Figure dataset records
▼
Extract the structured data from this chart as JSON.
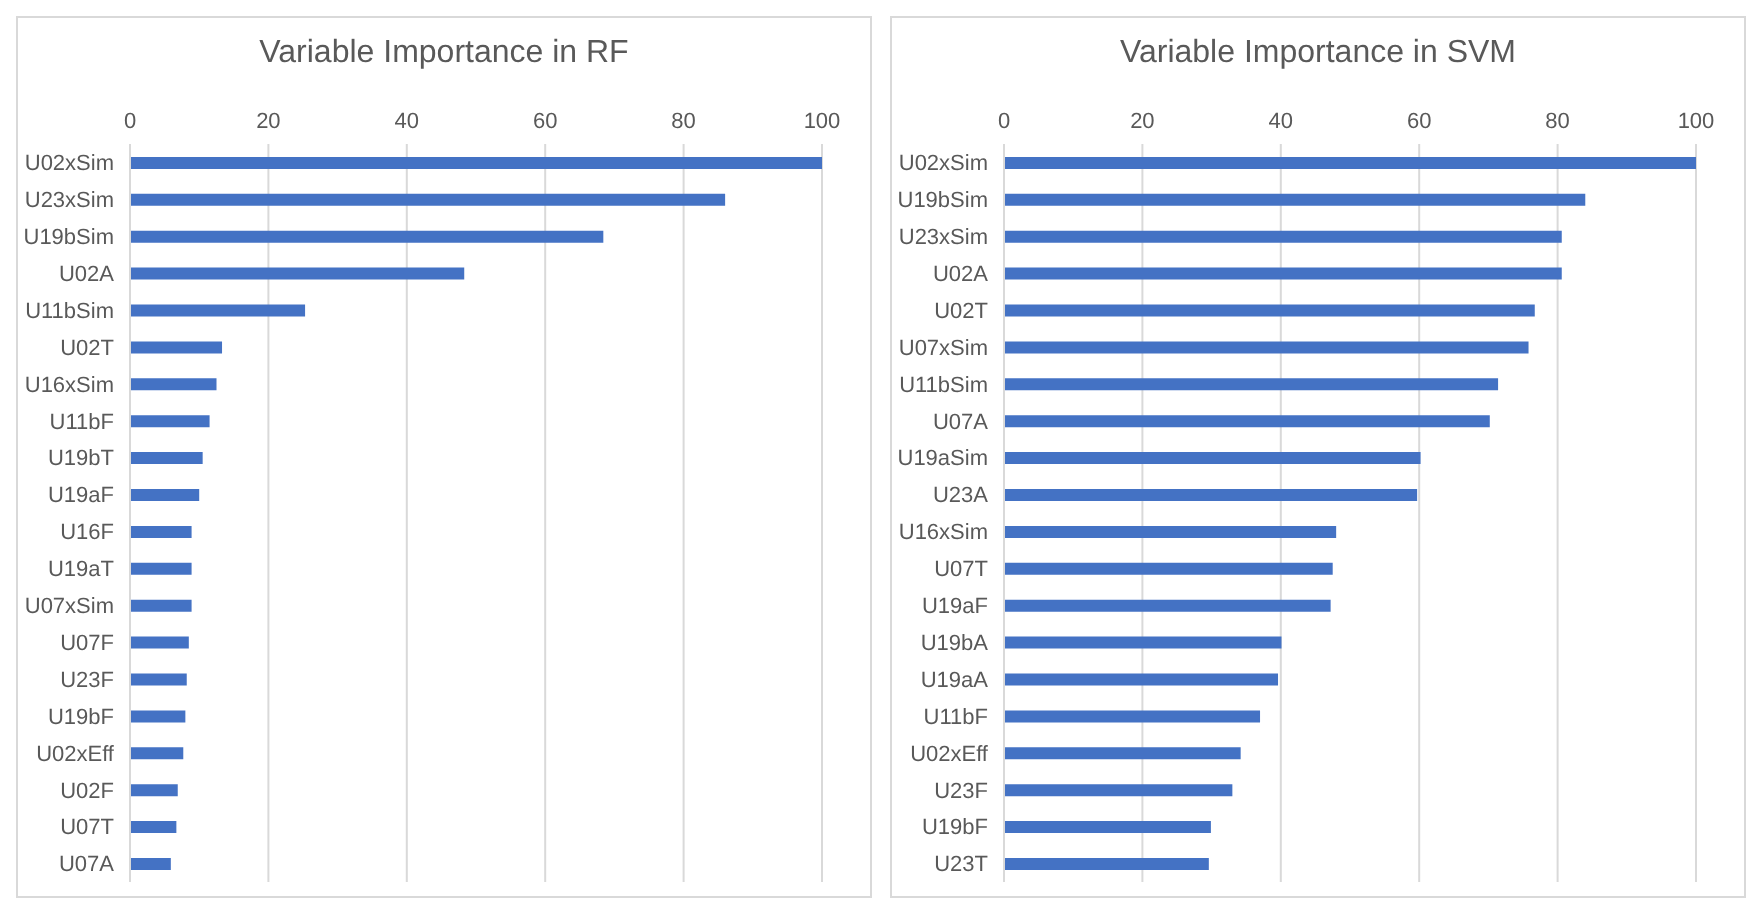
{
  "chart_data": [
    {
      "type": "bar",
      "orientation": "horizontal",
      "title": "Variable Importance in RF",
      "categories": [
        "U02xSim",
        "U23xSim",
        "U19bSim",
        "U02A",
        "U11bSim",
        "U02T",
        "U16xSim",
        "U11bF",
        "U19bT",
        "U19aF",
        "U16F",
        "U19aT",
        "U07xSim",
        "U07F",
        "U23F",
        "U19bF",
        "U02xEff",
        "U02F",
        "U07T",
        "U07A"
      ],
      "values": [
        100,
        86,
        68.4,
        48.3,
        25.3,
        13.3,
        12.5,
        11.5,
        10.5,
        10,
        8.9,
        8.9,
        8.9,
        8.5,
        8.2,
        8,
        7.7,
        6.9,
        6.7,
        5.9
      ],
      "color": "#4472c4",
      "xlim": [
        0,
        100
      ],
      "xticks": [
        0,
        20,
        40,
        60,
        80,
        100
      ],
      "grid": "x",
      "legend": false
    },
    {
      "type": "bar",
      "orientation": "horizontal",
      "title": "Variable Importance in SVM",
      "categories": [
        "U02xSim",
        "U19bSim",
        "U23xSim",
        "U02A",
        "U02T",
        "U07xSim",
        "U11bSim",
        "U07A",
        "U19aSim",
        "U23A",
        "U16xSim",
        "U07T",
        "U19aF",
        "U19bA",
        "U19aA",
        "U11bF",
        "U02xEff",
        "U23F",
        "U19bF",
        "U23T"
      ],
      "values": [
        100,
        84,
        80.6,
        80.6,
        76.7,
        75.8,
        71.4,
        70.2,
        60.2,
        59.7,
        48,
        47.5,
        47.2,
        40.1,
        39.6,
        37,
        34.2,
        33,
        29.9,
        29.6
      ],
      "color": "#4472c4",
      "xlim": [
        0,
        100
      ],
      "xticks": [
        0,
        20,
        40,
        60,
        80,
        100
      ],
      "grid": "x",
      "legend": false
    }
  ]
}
▲
**Directions**
Gather each line of the listing that holds the string "title".

**Worked answer**
      "title": "Variable Importance in RF",
      "title": "Variable Importance in SVM",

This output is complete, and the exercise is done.